Objective ▸ Find every line in the records below that holds the word "from", and copy each one.

___ Records supplied

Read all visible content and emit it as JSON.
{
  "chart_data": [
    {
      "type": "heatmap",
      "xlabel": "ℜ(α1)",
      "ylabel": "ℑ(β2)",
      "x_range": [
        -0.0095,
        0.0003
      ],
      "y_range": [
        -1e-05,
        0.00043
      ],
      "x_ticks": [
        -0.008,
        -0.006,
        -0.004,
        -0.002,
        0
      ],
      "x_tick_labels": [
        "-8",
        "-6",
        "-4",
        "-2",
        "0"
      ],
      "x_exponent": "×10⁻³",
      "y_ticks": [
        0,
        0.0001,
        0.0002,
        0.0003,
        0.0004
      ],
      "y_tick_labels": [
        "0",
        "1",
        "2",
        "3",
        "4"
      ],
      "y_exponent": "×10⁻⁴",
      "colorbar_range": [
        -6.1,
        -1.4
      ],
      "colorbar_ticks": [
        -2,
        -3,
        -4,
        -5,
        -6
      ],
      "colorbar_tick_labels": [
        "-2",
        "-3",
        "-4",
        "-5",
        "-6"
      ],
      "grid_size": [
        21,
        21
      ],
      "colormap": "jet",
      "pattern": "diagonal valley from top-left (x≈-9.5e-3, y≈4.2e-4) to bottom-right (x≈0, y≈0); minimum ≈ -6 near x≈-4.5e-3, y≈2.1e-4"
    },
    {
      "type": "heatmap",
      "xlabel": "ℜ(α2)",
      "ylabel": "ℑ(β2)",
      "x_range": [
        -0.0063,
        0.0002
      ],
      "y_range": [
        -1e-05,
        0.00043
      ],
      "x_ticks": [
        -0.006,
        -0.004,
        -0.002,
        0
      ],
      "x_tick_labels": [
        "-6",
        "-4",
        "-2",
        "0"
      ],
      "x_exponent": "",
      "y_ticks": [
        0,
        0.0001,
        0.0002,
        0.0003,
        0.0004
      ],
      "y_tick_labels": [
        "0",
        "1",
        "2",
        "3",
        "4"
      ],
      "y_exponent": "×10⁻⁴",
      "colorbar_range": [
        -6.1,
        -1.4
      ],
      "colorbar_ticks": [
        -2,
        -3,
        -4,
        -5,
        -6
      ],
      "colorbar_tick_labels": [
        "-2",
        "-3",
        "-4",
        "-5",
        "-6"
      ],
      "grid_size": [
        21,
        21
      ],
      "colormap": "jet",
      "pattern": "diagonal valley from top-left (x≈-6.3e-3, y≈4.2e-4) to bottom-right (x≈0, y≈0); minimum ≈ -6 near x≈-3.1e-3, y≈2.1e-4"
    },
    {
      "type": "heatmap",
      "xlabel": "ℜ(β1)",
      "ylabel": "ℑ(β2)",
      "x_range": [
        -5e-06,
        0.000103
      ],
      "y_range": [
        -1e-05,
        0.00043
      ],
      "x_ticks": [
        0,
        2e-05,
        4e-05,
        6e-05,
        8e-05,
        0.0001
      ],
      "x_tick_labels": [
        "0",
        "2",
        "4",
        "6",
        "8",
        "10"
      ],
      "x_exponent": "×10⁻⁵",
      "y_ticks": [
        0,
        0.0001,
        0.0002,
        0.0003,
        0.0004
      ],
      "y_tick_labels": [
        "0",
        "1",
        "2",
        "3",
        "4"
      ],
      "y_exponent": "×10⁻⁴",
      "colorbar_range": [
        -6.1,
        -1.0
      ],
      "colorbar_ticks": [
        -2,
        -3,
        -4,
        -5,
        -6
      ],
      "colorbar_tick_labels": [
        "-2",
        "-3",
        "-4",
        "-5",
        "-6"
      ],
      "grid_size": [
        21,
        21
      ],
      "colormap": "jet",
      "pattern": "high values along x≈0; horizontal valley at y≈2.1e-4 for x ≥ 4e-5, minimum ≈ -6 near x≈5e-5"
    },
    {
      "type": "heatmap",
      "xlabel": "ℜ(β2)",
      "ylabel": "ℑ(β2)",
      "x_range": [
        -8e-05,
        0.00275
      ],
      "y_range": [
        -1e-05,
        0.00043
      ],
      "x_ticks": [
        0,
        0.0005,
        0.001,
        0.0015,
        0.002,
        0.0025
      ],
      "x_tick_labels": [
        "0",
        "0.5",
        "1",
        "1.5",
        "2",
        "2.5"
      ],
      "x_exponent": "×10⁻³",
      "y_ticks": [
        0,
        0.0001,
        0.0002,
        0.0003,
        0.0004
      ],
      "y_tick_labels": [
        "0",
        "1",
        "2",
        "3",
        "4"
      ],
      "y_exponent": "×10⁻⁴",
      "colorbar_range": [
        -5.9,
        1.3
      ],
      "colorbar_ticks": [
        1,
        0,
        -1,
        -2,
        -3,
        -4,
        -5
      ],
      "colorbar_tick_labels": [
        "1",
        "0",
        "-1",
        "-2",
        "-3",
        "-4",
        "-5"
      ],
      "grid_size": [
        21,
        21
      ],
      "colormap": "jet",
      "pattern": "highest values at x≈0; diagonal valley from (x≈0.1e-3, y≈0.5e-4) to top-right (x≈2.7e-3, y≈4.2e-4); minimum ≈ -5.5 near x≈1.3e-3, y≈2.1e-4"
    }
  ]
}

______

Output below ▸
      "pattern": "diagonal valley from top-left (x≈-9.5e-3, y≈4.2e-4) to bottom-right (x≈0, y≈0); minimum ≈ -6 near x≈-4.5e-3, y≈2.1e-4"
      "pattern": "diagonal valley from top-left (x≈-6.3e-3, y≈4.2e-4) to bottom-right (x≈0, y≈0); minimum ≈ -6 near x≈-3.1e-3, y≈2.1e-4"
      "pattern": "highest values at x≈0; diagonal valley from (x≈0.1e-3, y≈0.5e-4) to top-right (x≈2.7e-3, y≈4.2e-4); minimum ≈ -5.5 near x≈1.3e-3, y≈2.1e-4"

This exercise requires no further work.